List each line of the data that holds the word "Nickel".

◆ ◆ ◆ ◆

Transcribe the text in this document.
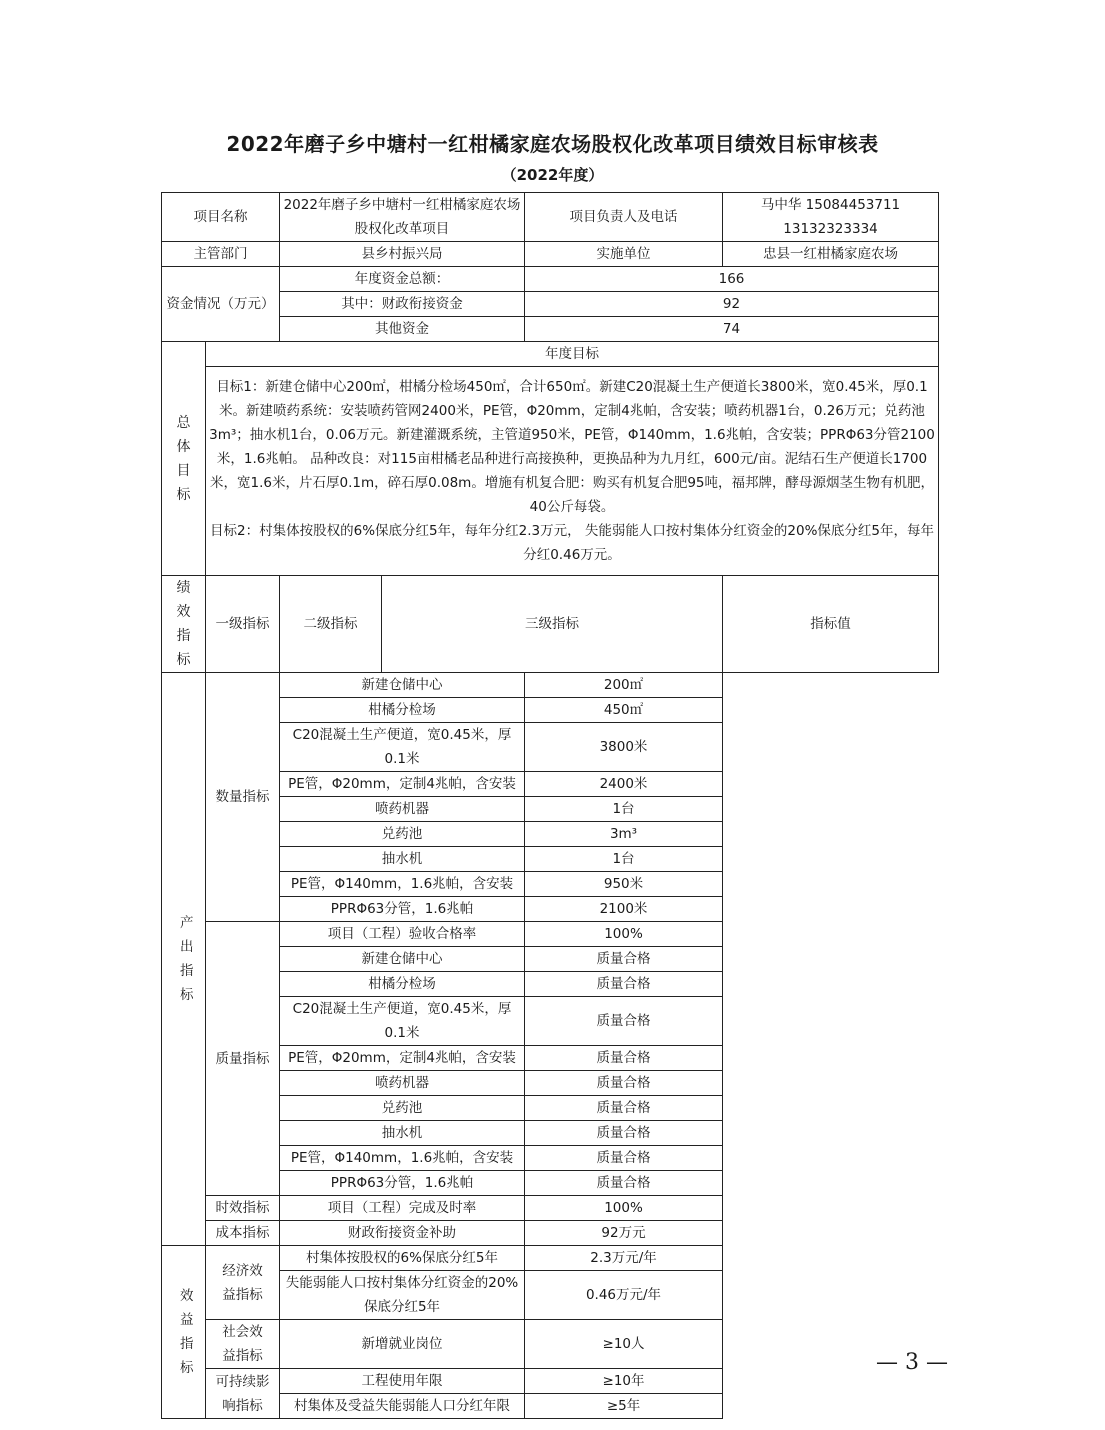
2022年磨子乡中塘村一红柑橘家庭农场股权化改革项目绩效目标审核表
（2022年度）
项目名称		2022年磨子乡中塘村一红柑橘家庭农场股权化改革项目		项目负责人及电话	马中华 15084453711　13132323334
主管部门		县乡村振兴局		实施单位	忠县一红柑橘家庭农场
资金情况（万元）		年度资金总额：		166	
		其中：财政衔接资金		92	
		其他资金		74	

总体目标	年度目标				

	目标1：新建仓储中心200㎡，柑橘分检场450㎡，合计650㎡。新建C20混凝土生产便道长3800米，宽0.45米，厚0.1米。新建喷药系统：安装喷药管网2400米，PE管，Φ20mm，定制4兆帕，含安装；喷药机器1台，0.26万元；兑药池3m³；抽水机1台，0.06万元。新建灌溉系统，主管道950米，PE管，Φ140mm，1.6兆帕，含安装；PPRΦ63分管2100米，1.6兆帕。 品种改良：对115亩柑橘老品种进行高接换种，更换品种为九月红，600元/亩。泥结石生产便道长1700米，宽1.6米，片石厚0.1m，碎石厚0.08m。增施有机复合肥：购买有机复合肥95吨，福邦牌，酵母源烟茎生物有机肥，40公斤每袋。
目标2：村集体按股权的6%保底分红5年，每年分红2.3万元， 失能弱能人口按村集体分红资金的20%保底分红5年，每年分红0.46万元。				

绩效指标	一级指标	二级指标	三级指标		指标值
产出指标	数量指标	新建仓储中心		200㎡	
		柑橘分检场		450㎡	
		C20混凝土生产便道，宽0.45米，厚0.1米		3800米	
		PE管，Φ20mm，定制4兆帕，含安装		2400米	
		喷药机器		1台	
		兑药池		3m³	
		抽水机		1台	
		PE管，Φ140mm，1.6兆帕，含安装		950米	
		PPRΦ63分管，1.6兆帕		2100米	
	质量指标	项目（工程）验收合格率		100%	
		新建仓储中心		质量合格	
		柑橘分检场		质量合格	
		C20混凝土生产便道，宽0.45米，厚0.1米		质量合格	
		PE管，Φ20mm，定制4兆帕，含安装		质量合格	
		喷药机器		质量合格	
		兑药池		质量合格	
		抽水机		质量合格	
		PE管，Φ140mm，1.6兆帕，含安装		质量合格	
		PPRΦ63分管，1.6兆帕		质量合格	
	时效指标	项目（工程）完成及时率		100%	
	成本指标	财政衔接资金补助		92万元	
效益指标	经济效益指标	村集体按股权的6%保底分红5年		2.3万元/年	
		失能弱能人口按村集体分红资金的20%保底分红5年		0.46万元/年	
	社会效益指标	新增就业岗位		≥10人	
	可持续影响指标	工程使用年限		≥10年	
		村集体及受益失能弱能人口分红年限		≥5年	
— 3 —
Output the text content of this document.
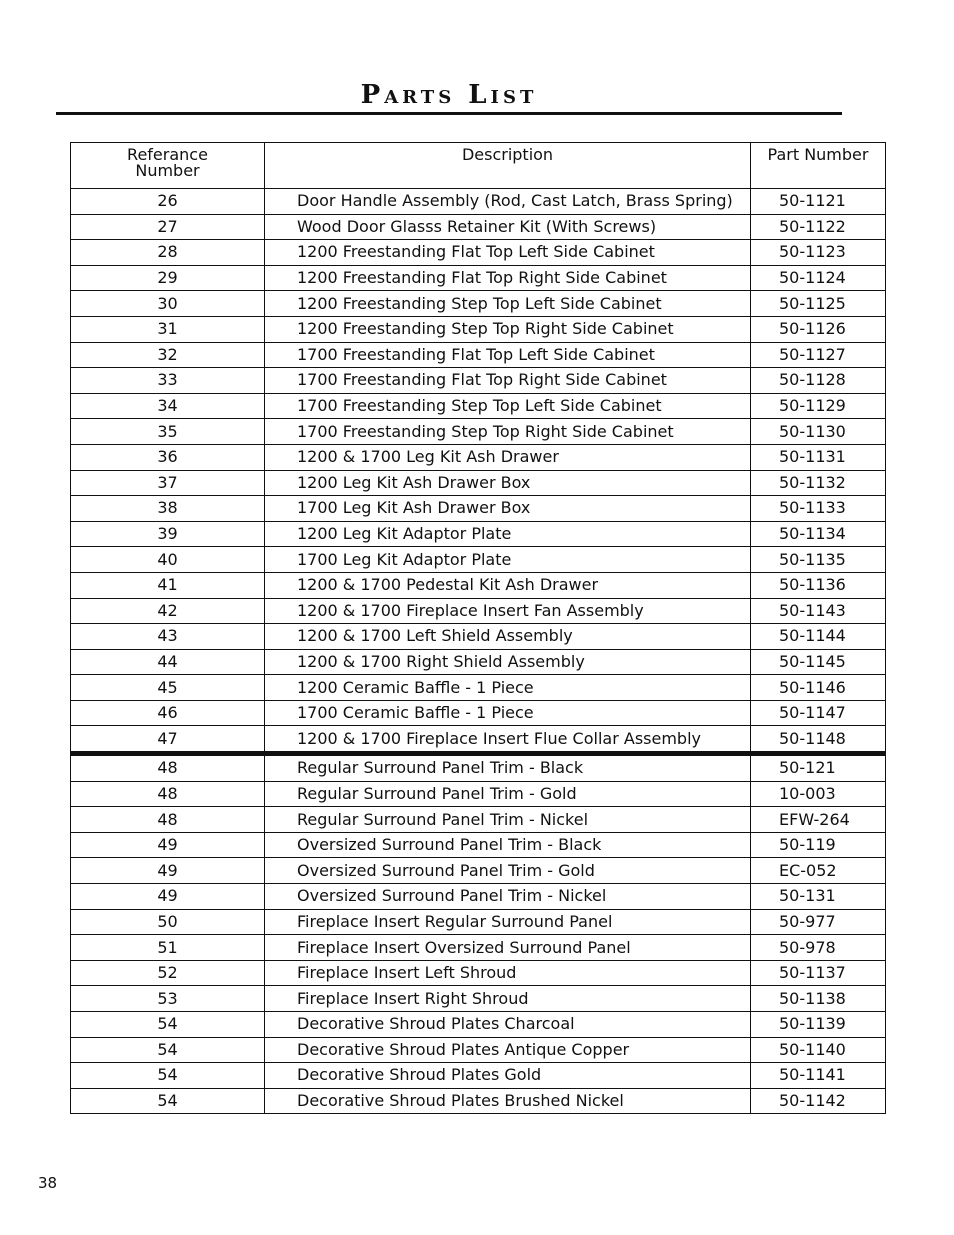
Parts List
Referance Number	Description	Part Number
26	Door Handle Assembly (Rod, Cast Latch, Brass Spring)	50-1121
27	Wood Door Glasss Retainer Kit (With Screws)	50-1122
28	1200 Freestanding Flat Top Left Side Cabinet	50-1123
29	1200 Freestanding Flat Top Right Side Cabinet	50-1124
30	1200 Freestanding Step Top Left Side Cabinet	50-1125
31	1200 Freestanding Step Top Right Side Cabinet	50-1126
32	1700 Freestanding Flat Top Left Side Cabinet	50-1127
33	1700 Freestanding Flat Top Right Side Cabinet	50-1128
34	1700 Freestanding Step Top Left Side Cabinet	50-1129
35	1700 Freestanding Step Top Right Side Cabinet	50-1130
36	1200 & 1700 Leg Kit Ash Drawer	50-1131
37	1200 Leg Kit Ash Drawer Box	50-1132
38	1700 Leg Kit Ash Drawer Box	50-1133
39	1200 Leg Kit Adaptor Plate	50-1134
40	1700 Leg Kit Adaptor Plate	50-1135
41	1200 & 1700 Pedestal Kit Ash Drawer	50-1136
42	1200 & 1700 Fireplace Insert Fan Assembly	50-1143
43	1200 & 1700 Left Shield Assembly	50-1144
44	1200 & 1700 Right Shield Assembly	50-1145
45	1200 Ceramic Baffle - 1 Piece	50-1146
46	1700 Ceramic Baffle - 1 Piece	50-1147
47	1200 & 1700 Fireplace Insert Flue Collar Assembly	50-1148
48	Regular Surround Panel Trim - Black	50-121
48	Regular Surround Panel Trim - Gold	10-003
48	Regular Surround Panel Trim - Nickel	EFW-264
49	Oversized Surround Panel Trim - Black	50-119
49	Oversized Surround Panel Trim - Gold	EC-052
49	Oversized Surround Panel Trim - Nickel	50-131
50	Fireplace Insert Regular Surround Panel	50-977
51	Fireplace Insert Oversized Surround Panel	50-978
52	Fireplace Insert Left Shroud	50-1137
53	Fireplace Insert Right Shroud	50-1138
54	Decorative Shroud Plates Charcoal	50-1139
54	Decorative Shroud Plates Antique Copper	50-1140
54	Decorative Shroud Plates Gold	50-1141
54	Decorative Shroud Plates Brushed Nickel	50-1142
38
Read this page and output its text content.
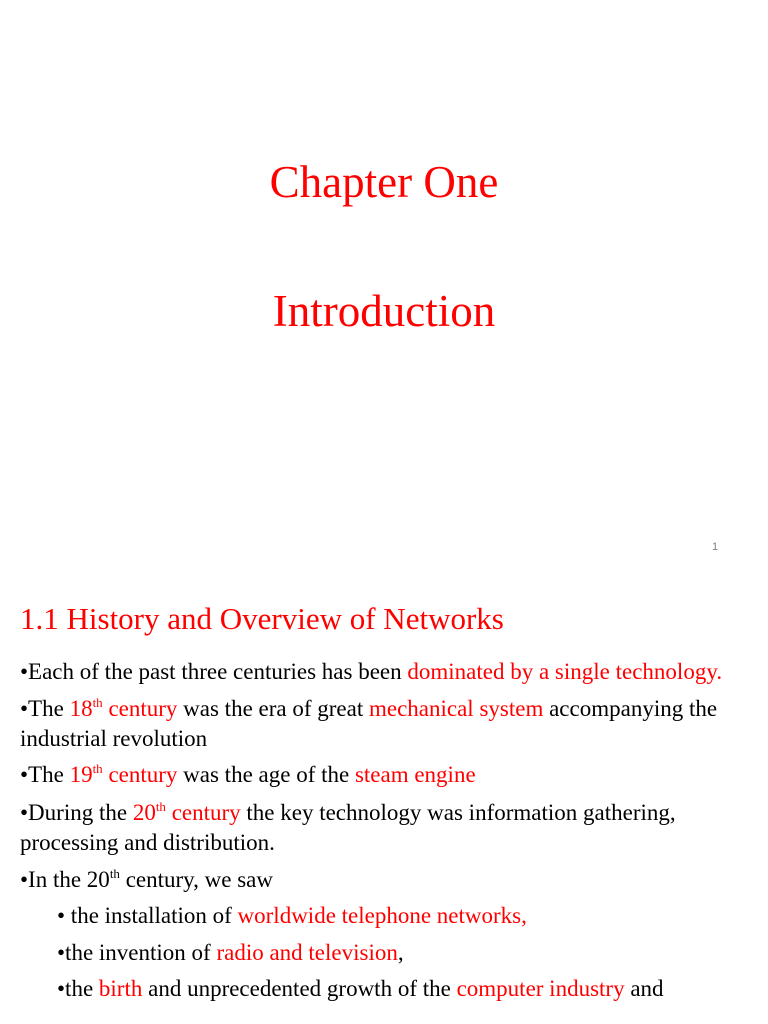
Chapter One
Introduction
1
1.1 History and Overview of Networks

•Each of the past three centuries has been dominated by a single technology.

•The 18th century was the era of great mechanical system accompanying the industrial revolution

•The 19th century was the age of the steam engine

•During the 20th century the key technology was information gathering, processing and distribution.

•In the 20th century, we saw

• the installation of worldwide telephone networks,

•the invention of radio and television,

•the birth and unprecedented growth of the computer industry and
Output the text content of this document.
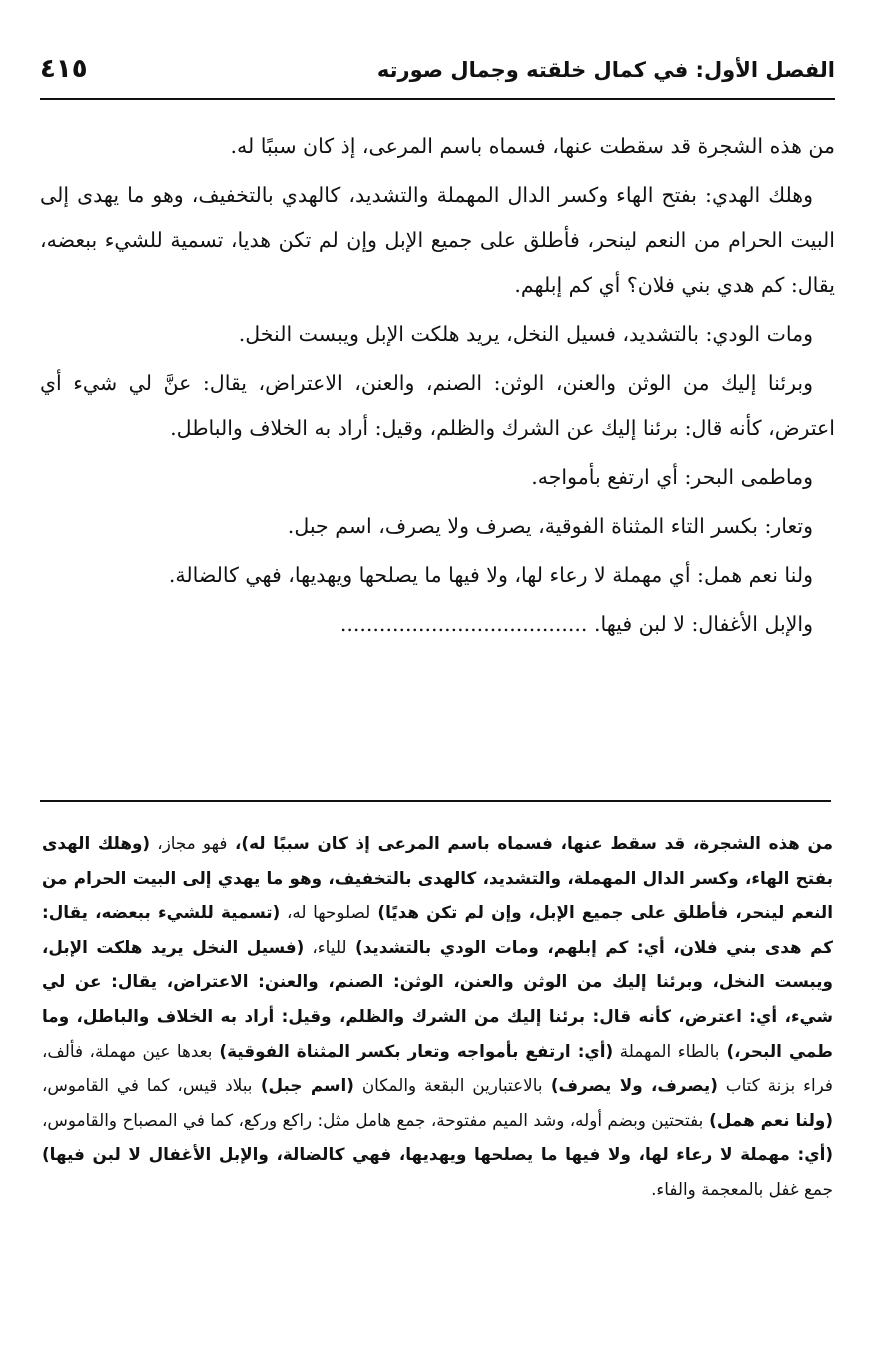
الفصل الأول: في كمال خلقته وجمال صورته
٤١٥

من هذه الشجرة قد سقطت عنها، فسماه باسم المرعى، إذ كان سببًا له.

وهلك الهدي: بفتح الهاء وكسر الدال المهملة والتشديد، كالهدي بالتخفيف، وهو ما يهدى إلى البيت الحرام من النعم لينحر، فأطلق على جميع الإبل وإن لم تكن هديا، تسمية للشيء ببعضه، يقال: كم هدي بني فلان؟ أي كم إبلهم.

ومات الودي: بالتشديد، فسيل النخل، يريد هلكت الإبل ويبست النخل.

وبرئنا إليك من الوثن والعنن، الوثن: الصنم، والعنن، الاعتراض، يقال: عنَّ لي شيء أي اعترض، كأنه قال: برئنا إليك عن الشرك والظلم، وقيل: أراد به الخلاف والباطل.

وماطمى البحر: أي ارتفع بأمواجه.

وتعار: بكسر التاء المثناة الفوقية، يصرف ولا يصرف، اسم جبل.

ولنا نعم همل: أي مهملة لا رعاء لها، ولا فيها ما يصلحها ويهديها، فهي كالضالة.

والإبل الأغفال: لا لبن فيها. ......................................

من هذه الشجرة، قد سقط عنها، فسماه باسم المرعى إذ كان سببًا له)، فهو مجاز، (وهلك الهدى بفتح الهاء، وكسر الدال المهملة، والتشديد، كالهدى بالتخفيف، وهو ما يهدي إلى البيت الحرام من النعم لينحر، فأطلق على جميع الإبل، وإن لم تكن هديًا) لصلوحها له، (تسمية للشيء ببعضه، يقال: كم هدى بني فلان، أي: كم إبلهم، ومات الودي بالتشديد) للياء، (فسيل النخل يريد هلكت الإبل، ويبست النخل، وبرئنا إليك من الوثن والعنن، الوثن: الصنم، والعنن: الاعتراض، يقال: عن لي شيء، أي: اعترض، كأنه قال: برئنا إليك من الشرك والظلم، وقيل: أراد به الخلاف والباطل، وما طمي البحر،) بالطاء المهملة (أي: ارتفع بأمواجه وتعار بكسر المثناة الفوقية) بعدها عين مهملة، فألف، فراء بزنة كتاب (يصرف، ولا يصرف) بالاعتبارين البقعة والمكان (اسم جبل) ببلاد قيس، كما في القاموس، (ولنا نعم همل) بفتحتين وبضم أوله، وشد الميم مفتوحة، جمع هامل مثل: راكع وركع، كما في المصباح والقاموس، (أي: مهملة لا رعاء لها، ولا فيها ما يصلحها ويهديها، فهي كالضالة، والإبل الأغفال لا لبن فيها) جمع غفل بالمعجمة والفاء.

◆ ◆ ◆ ◆

**WRITTEN SOLUTION:**
48	Regular Surround Panel Trim - Nickel	EFW-264
49	Oversized Surround Panel Trim - Nickel	50-131
54	Decorative Shroud Plates Brushed Nickel	50-1142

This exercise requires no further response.